Task statement -
Word for word, quote all of the material, omitting the pictures.

Data section -
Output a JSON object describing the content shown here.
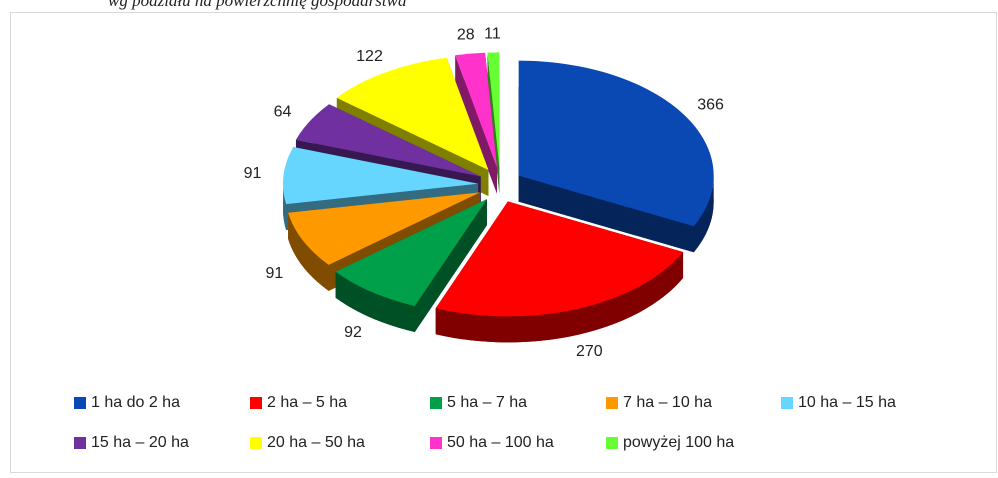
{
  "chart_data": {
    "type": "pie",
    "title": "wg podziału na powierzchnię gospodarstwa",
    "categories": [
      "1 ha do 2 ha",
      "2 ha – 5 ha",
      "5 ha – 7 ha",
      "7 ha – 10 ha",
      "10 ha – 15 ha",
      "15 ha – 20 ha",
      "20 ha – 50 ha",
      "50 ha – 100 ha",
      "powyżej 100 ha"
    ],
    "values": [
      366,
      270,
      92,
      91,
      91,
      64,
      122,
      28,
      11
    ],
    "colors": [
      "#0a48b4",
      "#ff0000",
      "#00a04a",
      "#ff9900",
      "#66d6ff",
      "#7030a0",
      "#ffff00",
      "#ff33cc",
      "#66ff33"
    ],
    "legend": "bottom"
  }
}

Correct output -
Output a JSON object describing the content shown here.
{
  "chart_data": {
    "type": "pie",
    "title": "wg podziału na powierzchnię gospodarstwa",
    "categories": [
      "1 ha do 2 ha",
      "2 ha – 5 ha",
      "5 ha – 7 ha",
      "7 ha – 10 ha",
      "10 ha – 15 ha",
      "15 ha – 20 ha",
      "20 ha – 50 ha",
      "50 ha – 100 ha",
      "powyżej 100 ha"
    ],
    "values": [
      366,
      270,
      92,
      91,
      91,
      64,
      122,
      28,
      11
    ],
    "colors": [
      "#0a48b4",
      "#ff0000",
      "#00a04a",
      "#ff9900",
      "#66d6ff",
      "#7030a0",
      "#ffff00",
      "#ff33cc",
      "#66ff33"
    ],
    "legend": "bottom"
  }
}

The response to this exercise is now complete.